Your instructions | Write out the data below in full. Keep it exact.

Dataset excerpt
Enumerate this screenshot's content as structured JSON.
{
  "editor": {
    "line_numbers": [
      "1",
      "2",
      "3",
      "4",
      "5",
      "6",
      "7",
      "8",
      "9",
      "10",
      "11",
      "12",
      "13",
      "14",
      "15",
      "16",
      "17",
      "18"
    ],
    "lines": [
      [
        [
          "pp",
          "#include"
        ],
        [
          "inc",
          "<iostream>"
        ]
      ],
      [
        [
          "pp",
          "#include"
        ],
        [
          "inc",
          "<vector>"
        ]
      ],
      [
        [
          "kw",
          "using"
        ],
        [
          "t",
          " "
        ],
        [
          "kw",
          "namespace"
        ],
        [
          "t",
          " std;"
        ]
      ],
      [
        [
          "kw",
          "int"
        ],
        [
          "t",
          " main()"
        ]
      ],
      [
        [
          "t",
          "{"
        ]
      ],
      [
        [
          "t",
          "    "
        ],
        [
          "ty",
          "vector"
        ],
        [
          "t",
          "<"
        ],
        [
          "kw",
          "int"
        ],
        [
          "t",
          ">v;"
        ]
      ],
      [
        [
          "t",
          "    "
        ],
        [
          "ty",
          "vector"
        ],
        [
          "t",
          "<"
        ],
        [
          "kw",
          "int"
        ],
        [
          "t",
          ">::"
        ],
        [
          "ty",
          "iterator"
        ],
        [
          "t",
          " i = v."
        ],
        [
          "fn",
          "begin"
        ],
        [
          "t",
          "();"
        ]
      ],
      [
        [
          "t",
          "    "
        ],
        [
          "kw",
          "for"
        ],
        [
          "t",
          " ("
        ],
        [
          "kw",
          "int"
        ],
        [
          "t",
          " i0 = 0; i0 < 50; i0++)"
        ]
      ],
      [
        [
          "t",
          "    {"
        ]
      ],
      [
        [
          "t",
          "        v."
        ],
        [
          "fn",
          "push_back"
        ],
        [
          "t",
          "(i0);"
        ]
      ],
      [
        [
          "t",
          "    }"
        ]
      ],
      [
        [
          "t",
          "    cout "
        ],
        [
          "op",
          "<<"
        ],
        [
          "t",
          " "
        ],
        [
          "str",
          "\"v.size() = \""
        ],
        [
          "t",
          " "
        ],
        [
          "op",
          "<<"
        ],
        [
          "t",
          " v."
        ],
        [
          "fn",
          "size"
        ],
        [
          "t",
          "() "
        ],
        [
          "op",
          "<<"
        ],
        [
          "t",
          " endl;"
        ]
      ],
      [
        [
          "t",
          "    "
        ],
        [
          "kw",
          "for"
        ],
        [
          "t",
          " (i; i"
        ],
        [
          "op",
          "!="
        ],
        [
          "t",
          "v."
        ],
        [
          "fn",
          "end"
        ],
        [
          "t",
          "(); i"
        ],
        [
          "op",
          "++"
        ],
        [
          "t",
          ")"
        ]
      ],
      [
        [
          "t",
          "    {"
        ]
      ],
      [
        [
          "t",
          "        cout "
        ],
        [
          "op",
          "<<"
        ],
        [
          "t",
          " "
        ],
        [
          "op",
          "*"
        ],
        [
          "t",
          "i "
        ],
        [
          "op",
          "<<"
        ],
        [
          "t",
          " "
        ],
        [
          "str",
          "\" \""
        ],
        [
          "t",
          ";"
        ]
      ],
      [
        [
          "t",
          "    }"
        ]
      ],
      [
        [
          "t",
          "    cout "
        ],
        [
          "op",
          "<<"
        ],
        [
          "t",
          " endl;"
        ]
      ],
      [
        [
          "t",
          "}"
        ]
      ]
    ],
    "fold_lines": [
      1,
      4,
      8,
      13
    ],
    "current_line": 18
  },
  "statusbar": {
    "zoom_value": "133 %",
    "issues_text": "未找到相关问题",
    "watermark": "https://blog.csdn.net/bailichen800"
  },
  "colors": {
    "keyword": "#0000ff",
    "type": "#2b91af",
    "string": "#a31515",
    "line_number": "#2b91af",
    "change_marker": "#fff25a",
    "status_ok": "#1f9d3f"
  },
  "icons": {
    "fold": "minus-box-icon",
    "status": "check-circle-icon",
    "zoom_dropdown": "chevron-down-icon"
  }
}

Exercise response |
Enumerate this screenshot's content as structured JSON.
{
  "editor": {
    "line_numbers": [
      "1",
      "2",
      "3",
      "4",
      "5",
      "6",
      "7",
      "8",
      "9",
      "10",
      "11",
      "12",
      "13",
      "14",
      "15",
      "16",
      "17",
      "18"
    ],
    "lines": [
      [
        [
          "pp",
          "#include"
        ],
        [
          "inc",
          "<iostream>"
        ]
      ],
      [
        [
          "pp",
          "#include"
        ],
        [
          "inc",
          "<vector>"
        ]
      ],
      [
        [
          "kw",
          "using"
        ],
        [
          "t",
          " "
        ],
        [
          "kw",
          "namespace"
        ],
        [
          "t",
          " std;"
        ]
      ],
      [
        [
          "kw",
          "int"
        ],
        [
          "t",
          " main()"
        ]
      ],
      [
        [
          "t",
          "{"
        ]
      ],
      [
        [
          "t",
          "    "
        ],
        [
          "ty",
          "vector"
        ],
        [
          "t",
          "<"
        ],
        [
          "kw",
          "int"
        ],
        [
          "t",
          ">v;"
        ]
      ],
      [
        [
          "t",
          "    "
        ],
        [
          "ty",
          "vector"
        ],
        [
          "t",
          "<"
        ],
        [
          "kw",
          "int"
        ],
        [
          "t",
          ">::"
        ],
        [
          "ty",
          "iterator"
        ],
        [
          "t",
          " i = v."
        ],
        [
          "fn",
          "begin"
        ],
        [
          "t",
          "();"
        ]
      ],
      [
        [
          "t",
          "    "
        ],
        [
          "kw",
          "for"
        ],
        [
          "t",
          " ("
        ],
        [
          "kw",
          "int"
        ],
        [
          "t",
          " i0 = 0; i0 < 50; i0++)"
        ]
      ],
      [
        [
          "t",
          "    {"
        ]
      ],
      [
        [
          "t",
          "        v."
        ],
        [
          "fn",
          "push_back"
        ],
        [
          "t",
          "(i0);"
        ]
      ],
      [
        [
          "t",
          "    }"
        ]
      ],
      [
        [
          "t",
          "    cout "
        ],
        [
          "op",
          "<<"
        ],
        [
          "t",
          " "
        ],
        [
          "str",
          "\"v.size() = \""
        ],
        [
          "t",
          " "
        ],
        [
          "op",
          "<<"
        ],
        [
          "t",
          " v."
        ],
        [
          "fn",
          "size"
        ],
        [
          "t",
          "() "
        ],
        [
          "op",
          "<<"
        ],
        [
          "t",
          " endl;"
        ]
      ],
      [
        [
          "t",
          "    "
        ],
        [
          "kw",
          "for"
        ],
        [
          "t",
          " (i; i"
        ],
        [
          "op",
          "!="
        ],
        [
          "t",
          "v."
        ],
        [
          "fn",
          "end"
        ],
        [
          "t",
          "(); i"
        ],
        [
          "op",
          "++"
        ],
        [
          "t",
          ")"
        ]
      ],
      [
        [
          "t",
          "    {"
        ]
      ],
      [
        [
          "t",
          "        cout "
        ],
        [
          "op",
          "<<"
        ],
        [
          "t",
          " "
        ],
        [
          "op",
          "*"
        ],
        [
          "t",
          "i "
        ],
        [
          "op",
          "<<"
        ],
        [
          "t",
          " "
        ],
        [
          "str",
          "\" \""
        ],
        [
          "t",
          ";"
        ]
      ],
      [
        [
          "t",
          "    }"
        ]
      ],
      [
        [
          "t",
          "    cout "
        ],
        [
          "op",
          "<<"
        ],
        [
          "t",
          " endl;"
        ]
      ],
      [
        [
          "t",
          "}"
        ]
      ]
    ],
    "fold_lines": [
      1,
      4,
      8,
      13
    ],
    "current_line": 18
  },
  "statusbar": {
    "zoom_value": "133 %",
    "issues_text": "未找到相关问题",
    "watermark": "https://blog.csdn.net/bailichen800"
  },
  "colors": {
    "keyword": "#0000ff",
    "type": "#2b91af",
    "string": "#a31515",
    "line_number": "#2b91af",
    "change_marker": "#fff25a",
    "status_ok": "#1f9d3f"
  },
  "icons": {
    "fold": "minus-box-icon",
    "status": "check-circle-icon",
    "zoom_dropdown": "chevron-down-icon"
  }
}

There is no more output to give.